Task details -> Go through the listing below and list every line with "Desktop".

# Start of Records provided

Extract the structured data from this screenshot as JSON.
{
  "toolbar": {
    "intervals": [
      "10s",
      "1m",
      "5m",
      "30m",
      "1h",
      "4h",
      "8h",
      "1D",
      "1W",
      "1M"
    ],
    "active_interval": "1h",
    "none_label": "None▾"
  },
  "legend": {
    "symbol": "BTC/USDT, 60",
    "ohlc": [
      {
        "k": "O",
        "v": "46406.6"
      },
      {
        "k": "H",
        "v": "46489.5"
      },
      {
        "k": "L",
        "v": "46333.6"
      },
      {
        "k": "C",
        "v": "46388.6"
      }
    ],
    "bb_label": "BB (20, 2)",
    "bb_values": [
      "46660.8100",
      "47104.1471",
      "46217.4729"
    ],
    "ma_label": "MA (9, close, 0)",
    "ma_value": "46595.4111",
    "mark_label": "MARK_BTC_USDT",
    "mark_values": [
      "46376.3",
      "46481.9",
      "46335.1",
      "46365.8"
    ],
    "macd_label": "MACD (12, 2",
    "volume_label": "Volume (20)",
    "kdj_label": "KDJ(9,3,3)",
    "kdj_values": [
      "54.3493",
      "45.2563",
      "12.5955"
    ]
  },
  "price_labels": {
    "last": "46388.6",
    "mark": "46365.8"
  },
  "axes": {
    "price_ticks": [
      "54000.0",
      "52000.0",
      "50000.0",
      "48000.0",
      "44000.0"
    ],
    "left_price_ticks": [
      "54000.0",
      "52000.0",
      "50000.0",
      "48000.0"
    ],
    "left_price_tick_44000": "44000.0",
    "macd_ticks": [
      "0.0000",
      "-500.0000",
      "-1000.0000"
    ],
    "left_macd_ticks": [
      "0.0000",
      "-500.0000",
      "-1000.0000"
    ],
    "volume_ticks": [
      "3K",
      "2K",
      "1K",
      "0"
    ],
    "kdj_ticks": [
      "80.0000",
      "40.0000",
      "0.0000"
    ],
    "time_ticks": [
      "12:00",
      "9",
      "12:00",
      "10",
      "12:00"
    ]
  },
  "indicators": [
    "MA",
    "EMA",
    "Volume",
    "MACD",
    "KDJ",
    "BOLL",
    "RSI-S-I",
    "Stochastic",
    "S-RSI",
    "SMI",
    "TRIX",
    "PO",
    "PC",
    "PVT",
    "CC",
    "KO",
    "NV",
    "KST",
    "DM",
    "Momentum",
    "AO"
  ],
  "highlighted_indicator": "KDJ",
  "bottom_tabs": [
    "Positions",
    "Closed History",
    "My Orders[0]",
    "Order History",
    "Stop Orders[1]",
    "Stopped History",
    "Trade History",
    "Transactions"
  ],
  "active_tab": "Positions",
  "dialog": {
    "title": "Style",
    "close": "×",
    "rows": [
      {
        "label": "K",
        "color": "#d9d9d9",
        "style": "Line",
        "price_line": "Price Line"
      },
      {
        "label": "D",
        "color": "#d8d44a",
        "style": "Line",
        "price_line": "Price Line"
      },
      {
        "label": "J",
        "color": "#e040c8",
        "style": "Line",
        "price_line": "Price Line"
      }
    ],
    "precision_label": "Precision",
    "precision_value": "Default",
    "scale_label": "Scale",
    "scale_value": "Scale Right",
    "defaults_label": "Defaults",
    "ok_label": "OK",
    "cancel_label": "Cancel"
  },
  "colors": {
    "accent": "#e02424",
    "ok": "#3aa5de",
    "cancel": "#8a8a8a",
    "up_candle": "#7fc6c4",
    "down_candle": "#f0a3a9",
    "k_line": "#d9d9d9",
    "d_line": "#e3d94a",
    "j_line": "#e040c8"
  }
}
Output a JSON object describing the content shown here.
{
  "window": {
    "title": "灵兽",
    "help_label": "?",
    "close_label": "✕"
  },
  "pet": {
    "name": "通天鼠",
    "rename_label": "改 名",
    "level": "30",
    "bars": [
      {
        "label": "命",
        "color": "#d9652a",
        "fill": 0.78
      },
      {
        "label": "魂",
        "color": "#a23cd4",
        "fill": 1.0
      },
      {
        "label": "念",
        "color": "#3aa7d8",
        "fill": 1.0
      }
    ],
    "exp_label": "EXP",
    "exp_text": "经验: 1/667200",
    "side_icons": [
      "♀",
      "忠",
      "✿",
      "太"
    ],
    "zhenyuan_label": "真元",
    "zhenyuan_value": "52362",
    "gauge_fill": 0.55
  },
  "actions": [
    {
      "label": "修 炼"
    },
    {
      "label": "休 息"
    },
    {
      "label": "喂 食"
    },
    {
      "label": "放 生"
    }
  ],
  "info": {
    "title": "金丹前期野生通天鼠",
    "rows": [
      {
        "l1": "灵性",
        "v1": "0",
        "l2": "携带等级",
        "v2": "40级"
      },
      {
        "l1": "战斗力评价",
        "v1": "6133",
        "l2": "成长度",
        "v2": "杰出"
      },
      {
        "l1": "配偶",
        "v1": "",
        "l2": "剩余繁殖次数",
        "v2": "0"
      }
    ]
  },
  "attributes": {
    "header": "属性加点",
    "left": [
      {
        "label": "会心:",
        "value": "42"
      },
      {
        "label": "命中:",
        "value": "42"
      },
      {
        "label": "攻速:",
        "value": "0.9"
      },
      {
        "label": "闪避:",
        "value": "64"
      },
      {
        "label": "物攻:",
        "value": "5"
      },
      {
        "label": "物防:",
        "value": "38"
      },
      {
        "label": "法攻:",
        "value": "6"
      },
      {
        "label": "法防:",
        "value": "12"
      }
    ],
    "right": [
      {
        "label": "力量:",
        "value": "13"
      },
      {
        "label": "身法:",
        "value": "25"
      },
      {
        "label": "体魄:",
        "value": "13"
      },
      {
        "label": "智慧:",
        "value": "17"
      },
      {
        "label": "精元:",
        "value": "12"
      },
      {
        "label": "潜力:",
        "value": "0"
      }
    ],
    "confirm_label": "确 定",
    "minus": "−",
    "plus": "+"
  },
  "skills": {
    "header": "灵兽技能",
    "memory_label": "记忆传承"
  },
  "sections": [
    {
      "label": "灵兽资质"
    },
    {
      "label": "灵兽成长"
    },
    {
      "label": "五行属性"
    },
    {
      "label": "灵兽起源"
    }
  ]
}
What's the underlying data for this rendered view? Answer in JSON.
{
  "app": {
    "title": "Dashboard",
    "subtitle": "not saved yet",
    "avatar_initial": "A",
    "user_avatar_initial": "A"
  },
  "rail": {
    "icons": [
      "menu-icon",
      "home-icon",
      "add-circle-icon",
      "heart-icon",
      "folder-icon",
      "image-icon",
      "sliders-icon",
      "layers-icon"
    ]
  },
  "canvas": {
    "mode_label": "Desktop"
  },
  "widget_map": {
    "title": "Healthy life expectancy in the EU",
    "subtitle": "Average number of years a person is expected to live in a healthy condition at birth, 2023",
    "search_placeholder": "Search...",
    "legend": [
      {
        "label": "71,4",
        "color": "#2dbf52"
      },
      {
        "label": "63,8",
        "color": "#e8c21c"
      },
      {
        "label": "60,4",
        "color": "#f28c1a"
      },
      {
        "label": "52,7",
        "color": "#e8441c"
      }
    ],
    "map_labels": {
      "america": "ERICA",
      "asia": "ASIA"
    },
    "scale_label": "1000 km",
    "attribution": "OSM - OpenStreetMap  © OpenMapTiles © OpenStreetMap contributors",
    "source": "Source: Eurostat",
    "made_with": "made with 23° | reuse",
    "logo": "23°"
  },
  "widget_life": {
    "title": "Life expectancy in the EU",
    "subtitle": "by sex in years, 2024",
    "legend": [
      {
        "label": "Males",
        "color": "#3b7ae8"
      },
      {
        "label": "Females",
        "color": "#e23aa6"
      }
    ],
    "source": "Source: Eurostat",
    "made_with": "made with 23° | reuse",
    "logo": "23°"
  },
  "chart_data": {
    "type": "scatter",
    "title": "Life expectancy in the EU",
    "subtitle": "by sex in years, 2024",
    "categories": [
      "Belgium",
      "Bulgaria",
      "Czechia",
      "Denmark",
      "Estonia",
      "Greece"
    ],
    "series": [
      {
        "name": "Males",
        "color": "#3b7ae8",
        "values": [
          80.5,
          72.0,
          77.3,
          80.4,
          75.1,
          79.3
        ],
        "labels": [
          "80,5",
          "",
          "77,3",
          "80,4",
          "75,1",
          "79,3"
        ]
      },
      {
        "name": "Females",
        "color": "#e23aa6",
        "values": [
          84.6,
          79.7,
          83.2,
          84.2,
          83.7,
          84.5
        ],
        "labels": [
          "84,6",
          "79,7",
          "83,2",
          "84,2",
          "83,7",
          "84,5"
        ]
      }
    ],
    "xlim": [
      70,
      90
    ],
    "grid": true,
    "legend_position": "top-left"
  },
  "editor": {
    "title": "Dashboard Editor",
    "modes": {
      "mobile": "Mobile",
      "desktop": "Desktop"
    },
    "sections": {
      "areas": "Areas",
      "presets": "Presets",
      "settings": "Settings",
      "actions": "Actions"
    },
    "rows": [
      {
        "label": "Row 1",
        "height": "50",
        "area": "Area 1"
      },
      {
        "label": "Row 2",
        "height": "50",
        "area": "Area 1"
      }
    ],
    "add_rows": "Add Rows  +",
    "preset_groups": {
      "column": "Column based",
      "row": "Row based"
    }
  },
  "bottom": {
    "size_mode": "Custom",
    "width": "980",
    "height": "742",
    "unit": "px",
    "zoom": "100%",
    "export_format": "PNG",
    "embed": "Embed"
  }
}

# End of Records provided

Result of this task ->
    "mode_label": "Desktop"
      "desktop": "Desktop"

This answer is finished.